**What is needed**.
Show every line containing "link" by copying it.

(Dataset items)
^^^^

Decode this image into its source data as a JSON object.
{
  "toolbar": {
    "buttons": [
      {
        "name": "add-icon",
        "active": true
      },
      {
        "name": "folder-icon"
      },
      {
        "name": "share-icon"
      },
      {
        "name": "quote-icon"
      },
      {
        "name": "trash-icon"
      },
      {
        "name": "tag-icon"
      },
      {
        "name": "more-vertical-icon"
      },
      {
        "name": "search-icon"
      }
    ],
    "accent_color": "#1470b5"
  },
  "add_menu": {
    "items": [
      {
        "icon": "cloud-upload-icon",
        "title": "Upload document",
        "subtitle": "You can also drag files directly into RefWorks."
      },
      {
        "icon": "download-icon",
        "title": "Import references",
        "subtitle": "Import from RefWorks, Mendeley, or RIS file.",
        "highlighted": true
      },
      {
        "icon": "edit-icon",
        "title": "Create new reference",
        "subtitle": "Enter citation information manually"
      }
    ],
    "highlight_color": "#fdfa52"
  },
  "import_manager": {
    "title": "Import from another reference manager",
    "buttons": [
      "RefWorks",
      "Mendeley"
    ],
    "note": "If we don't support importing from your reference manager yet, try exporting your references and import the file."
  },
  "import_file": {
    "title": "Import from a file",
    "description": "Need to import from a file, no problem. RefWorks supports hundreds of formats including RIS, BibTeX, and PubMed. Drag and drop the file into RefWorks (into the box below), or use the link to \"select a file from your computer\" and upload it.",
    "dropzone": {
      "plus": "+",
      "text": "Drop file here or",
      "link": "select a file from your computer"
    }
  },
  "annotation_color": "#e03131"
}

^^^^

**Answer in full**.
    "description": "Need to import from a file, no problem. RefWorks supports hundreds of formats including RIS, BibTeX, and PubMed. Drag and drop the file into RefWorks (into the box below), or use the link to \"select a file from your computer\" and upload it.",
      "link": "select a file from your computer"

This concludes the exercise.